*RECORDS SHOWN*:
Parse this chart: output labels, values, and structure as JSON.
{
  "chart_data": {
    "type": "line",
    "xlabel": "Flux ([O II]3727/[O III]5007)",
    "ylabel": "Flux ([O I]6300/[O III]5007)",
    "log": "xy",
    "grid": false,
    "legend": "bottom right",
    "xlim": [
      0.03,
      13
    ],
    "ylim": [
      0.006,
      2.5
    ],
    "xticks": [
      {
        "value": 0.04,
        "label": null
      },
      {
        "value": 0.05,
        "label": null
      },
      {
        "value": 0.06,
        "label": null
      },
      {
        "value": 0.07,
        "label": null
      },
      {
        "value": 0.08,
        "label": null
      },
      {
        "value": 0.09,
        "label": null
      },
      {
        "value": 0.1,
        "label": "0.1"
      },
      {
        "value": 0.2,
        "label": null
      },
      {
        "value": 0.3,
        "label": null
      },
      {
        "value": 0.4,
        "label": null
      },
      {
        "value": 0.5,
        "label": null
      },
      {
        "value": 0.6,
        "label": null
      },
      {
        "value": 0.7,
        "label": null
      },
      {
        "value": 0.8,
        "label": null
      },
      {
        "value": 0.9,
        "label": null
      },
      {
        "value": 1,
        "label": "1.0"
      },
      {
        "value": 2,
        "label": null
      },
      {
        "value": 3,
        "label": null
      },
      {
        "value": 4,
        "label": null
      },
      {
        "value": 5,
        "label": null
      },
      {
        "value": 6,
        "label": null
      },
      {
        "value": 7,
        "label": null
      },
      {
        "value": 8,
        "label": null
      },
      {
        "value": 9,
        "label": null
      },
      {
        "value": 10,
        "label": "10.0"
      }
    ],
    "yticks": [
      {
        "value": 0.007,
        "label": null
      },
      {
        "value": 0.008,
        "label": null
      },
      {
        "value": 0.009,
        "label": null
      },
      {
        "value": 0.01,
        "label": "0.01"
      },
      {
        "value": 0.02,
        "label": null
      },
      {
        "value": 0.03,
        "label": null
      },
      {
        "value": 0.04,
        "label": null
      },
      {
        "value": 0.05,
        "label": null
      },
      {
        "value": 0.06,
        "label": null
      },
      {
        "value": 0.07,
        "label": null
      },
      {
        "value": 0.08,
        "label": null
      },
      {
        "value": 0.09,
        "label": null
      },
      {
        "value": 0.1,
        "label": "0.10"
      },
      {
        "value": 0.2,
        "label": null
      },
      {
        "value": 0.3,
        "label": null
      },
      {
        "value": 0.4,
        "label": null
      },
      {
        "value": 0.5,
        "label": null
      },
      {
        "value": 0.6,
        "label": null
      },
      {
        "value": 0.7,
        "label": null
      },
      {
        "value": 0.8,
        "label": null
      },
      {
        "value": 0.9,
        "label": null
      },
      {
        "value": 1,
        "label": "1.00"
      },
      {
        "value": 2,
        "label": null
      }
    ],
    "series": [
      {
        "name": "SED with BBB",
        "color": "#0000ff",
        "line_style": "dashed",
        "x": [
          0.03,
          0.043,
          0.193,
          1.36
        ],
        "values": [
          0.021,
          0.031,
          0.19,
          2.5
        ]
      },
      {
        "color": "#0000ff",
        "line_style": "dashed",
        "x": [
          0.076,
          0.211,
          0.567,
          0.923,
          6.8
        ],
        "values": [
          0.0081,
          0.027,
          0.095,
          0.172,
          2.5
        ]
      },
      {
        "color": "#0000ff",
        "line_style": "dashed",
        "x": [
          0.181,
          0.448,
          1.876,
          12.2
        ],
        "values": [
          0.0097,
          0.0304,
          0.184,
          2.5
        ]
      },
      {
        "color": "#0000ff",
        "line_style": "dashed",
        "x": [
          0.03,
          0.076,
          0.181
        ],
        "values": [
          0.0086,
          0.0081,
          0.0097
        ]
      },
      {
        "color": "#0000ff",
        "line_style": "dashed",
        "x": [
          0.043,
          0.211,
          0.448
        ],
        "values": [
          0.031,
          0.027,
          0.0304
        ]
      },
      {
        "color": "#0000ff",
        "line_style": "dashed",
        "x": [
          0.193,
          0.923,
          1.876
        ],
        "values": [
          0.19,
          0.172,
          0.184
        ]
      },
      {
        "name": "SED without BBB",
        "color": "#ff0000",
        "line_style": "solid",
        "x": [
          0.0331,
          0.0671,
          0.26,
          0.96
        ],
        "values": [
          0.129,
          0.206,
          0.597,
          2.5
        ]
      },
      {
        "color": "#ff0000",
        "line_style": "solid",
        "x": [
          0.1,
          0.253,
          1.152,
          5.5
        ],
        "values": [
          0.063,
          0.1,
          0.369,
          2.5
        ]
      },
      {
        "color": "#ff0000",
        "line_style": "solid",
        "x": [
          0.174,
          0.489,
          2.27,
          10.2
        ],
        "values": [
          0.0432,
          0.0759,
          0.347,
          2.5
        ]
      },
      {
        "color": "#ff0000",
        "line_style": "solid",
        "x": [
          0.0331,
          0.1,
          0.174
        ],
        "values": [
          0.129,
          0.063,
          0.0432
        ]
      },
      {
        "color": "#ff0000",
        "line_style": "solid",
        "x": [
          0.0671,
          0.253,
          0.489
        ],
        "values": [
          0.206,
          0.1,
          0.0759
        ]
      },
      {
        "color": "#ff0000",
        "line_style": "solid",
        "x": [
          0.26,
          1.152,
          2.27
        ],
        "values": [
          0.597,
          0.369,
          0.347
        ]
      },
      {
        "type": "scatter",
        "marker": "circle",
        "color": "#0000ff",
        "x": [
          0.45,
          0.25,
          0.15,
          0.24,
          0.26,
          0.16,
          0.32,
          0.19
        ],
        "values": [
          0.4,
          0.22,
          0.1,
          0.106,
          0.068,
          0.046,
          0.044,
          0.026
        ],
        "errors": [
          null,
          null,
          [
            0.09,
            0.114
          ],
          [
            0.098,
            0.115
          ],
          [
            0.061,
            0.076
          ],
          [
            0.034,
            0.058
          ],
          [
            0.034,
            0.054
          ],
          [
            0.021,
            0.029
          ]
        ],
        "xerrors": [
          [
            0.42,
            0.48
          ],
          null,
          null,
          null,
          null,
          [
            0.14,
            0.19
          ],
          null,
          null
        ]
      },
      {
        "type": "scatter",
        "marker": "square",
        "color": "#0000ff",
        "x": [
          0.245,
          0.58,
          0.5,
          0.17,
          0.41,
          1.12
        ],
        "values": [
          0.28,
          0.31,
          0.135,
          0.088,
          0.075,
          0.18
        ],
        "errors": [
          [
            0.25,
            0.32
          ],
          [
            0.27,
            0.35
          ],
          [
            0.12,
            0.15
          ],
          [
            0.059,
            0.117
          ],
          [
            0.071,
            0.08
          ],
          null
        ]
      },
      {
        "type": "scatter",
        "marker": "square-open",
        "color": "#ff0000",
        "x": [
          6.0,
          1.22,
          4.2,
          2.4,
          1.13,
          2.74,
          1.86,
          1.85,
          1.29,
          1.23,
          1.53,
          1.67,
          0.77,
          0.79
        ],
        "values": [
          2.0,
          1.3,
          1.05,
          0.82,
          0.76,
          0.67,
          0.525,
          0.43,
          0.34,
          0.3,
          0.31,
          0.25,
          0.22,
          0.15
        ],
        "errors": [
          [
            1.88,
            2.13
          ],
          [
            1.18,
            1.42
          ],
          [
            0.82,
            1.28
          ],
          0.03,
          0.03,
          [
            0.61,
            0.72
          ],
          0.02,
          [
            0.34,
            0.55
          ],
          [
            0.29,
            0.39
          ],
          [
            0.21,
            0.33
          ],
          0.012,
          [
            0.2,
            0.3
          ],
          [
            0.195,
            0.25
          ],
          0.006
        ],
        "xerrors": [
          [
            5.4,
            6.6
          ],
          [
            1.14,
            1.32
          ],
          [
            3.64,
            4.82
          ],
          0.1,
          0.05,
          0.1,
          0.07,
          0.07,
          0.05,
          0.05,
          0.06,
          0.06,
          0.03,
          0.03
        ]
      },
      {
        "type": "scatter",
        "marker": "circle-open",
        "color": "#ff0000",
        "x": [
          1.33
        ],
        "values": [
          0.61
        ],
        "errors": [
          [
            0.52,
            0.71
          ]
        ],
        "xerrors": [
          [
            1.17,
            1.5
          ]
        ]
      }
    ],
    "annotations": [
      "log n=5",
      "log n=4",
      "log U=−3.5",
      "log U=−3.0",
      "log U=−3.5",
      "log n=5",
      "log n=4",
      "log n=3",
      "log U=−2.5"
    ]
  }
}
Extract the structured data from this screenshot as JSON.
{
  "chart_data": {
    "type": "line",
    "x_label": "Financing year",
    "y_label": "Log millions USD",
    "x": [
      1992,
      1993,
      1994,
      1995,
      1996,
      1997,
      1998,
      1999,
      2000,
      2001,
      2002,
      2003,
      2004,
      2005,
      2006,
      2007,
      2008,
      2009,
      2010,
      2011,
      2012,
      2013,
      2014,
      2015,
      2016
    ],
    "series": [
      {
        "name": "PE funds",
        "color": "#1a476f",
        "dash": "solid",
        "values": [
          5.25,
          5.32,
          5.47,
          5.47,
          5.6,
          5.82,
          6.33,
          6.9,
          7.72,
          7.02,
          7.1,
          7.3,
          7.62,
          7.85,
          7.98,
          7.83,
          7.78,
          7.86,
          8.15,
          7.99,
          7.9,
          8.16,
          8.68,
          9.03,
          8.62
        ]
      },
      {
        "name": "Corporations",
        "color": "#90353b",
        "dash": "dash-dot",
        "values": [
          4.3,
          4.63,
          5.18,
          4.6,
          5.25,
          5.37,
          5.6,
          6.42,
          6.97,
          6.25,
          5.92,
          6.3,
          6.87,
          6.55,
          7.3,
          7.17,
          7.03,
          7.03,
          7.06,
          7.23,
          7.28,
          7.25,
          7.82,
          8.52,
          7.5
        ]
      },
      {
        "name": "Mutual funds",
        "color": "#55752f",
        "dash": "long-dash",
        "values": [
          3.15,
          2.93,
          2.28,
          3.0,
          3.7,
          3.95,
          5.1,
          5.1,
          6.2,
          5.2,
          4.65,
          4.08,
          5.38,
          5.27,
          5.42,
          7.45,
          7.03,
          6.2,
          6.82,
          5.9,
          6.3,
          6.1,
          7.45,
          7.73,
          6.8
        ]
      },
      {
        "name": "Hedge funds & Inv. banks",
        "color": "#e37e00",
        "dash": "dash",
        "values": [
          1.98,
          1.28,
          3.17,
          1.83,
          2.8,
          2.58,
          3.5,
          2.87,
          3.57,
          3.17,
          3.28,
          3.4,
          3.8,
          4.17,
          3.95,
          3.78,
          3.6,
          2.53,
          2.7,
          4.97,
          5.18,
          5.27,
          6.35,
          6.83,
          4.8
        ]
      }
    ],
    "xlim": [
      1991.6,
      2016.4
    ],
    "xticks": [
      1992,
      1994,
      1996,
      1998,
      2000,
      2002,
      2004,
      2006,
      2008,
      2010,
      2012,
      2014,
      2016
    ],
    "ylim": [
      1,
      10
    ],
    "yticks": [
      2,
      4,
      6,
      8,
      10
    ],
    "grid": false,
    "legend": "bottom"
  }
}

*SHORT EXERCISE*:
Pull out all lines from the listing that contain the string "open".

*RESULT*:
        "marker": "square-open",
        "marker": "circle-open",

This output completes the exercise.